> [WHAT IS ASKED]:
Tally all lines containing the word "BELGESİ". Give the number alone.
--- DATA ---
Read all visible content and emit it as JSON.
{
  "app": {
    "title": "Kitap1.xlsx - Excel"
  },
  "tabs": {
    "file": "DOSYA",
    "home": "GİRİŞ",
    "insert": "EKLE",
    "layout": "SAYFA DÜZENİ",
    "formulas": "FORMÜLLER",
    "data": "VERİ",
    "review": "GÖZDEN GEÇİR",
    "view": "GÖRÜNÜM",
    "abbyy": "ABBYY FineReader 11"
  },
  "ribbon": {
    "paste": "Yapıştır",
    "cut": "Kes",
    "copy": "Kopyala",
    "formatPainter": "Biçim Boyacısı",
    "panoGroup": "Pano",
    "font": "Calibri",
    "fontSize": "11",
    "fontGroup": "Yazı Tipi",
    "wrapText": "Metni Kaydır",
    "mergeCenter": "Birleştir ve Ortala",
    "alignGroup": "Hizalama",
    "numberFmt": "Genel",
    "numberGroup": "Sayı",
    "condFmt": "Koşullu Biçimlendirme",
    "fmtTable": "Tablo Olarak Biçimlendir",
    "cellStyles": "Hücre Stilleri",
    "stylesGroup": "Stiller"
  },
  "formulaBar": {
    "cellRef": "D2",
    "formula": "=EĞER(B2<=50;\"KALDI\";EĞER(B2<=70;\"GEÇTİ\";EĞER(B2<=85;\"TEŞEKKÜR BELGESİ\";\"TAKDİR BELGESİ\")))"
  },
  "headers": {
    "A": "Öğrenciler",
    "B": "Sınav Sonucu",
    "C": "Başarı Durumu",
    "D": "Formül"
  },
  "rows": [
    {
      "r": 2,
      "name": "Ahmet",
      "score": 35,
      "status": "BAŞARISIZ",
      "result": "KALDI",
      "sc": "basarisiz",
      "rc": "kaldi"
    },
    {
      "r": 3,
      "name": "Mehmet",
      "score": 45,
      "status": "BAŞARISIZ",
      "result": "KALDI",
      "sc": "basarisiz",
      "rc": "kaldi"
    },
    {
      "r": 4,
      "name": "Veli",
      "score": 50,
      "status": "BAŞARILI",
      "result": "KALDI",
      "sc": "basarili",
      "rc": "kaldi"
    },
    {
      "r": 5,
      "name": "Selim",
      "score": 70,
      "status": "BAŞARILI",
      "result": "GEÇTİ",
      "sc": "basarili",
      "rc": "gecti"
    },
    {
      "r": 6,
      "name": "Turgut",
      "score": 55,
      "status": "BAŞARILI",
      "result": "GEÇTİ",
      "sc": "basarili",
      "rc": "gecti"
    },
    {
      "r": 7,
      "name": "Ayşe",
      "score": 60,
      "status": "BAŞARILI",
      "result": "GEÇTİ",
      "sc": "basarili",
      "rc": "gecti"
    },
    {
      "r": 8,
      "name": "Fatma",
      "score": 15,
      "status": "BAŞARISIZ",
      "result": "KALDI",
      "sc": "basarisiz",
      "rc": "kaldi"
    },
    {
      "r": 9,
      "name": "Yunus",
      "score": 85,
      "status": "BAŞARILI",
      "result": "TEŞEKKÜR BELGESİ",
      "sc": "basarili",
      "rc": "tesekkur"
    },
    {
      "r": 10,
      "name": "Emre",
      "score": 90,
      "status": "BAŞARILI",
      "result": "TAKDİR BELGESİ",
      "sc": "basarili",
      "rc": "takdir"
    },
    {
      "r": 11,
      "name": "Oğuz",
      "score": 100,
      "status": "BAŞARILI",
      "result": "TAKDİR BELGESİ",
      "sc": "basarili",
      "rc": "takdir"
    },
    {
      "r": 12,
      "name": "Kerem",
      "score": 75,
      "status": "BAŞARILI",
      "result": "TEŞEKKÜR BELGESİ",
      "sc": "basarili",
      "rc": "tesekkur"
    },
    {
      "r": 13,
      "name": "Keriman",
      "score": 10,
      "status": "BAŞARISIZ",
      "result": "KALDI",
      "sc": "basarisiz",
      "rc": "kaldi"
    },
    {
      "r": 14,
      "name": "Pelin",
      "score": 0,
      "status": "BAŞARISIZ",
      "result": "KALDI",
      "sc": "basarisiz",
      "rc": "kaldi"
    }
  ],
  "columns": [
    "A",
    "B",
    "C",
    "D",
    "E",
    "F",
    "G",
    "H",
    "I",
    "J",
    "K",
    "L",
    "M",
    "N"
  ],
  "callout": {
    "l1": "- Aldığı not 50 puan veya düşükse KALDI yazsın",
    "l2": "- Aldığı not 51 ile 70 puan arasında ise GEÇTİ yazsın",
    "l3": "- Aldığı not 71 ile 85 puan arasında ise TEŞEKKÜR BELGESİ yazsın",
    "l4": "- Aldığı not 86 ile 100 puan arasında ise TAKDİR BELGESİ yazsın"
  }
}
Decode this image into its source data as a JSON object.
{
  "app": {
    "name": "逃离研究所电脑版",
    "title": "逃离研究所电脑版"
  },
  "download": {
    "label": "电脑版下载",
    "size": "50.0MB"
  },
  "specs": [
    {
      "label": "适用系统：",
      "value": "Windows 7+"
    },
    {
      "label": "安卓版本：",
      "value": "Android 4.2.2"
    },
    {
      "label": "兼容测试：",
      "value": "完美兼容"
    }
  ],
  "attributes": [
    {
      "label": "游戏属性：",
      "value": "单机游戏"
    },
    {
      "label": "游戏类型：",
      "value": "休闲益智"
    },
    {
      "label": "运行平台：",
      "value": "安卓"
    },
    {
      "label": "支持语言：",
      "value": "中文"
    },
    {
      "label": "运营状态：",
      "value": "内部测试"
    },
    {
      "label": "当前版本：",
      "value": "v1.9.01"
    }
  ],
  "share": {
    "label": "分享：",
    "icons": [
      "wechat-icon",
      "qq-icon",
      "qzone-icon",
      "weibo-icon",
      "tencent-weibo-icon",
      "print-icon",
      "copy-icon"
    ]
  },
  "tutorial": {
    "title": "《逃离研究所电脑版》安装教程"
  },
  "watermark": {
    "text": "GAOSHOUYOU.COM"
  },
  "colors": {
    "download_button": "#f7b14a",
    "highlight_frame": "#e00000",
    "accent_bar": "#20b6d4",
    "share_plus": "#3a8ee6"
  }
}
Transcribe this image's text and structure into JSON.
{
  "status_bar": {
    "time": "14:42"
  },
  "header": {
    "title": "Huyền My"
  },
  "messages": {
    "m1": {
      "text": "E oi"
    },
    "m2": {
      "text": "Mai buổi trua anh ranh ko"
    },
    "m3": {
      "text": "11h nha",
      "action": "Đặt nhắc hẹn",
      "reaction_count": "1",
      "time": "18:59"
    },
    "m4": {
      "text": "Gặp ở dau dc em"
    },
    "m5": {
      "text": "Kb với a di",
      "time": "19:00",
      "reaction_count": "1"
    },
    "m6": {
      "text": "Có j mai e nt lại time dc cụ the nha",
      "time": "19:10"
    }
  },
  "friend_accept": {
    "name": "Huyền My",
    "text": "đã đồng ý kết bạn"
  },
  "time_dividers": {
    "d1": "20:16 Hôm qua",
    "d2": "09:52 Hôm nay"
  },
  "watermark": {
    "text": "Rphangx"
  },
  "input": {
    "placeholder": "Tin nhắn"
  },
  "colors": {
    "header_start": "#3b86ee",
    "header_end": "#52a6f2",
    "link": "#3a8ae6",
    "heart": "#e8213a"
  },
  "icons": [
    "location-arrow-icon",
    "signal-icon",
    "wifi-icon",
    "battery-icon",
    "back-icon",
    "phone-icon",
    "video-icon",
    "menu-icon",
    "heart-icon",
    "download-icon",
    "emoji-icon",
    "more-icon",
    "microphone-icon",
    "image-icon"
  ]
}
---
> [FINAL ANSWER]:
7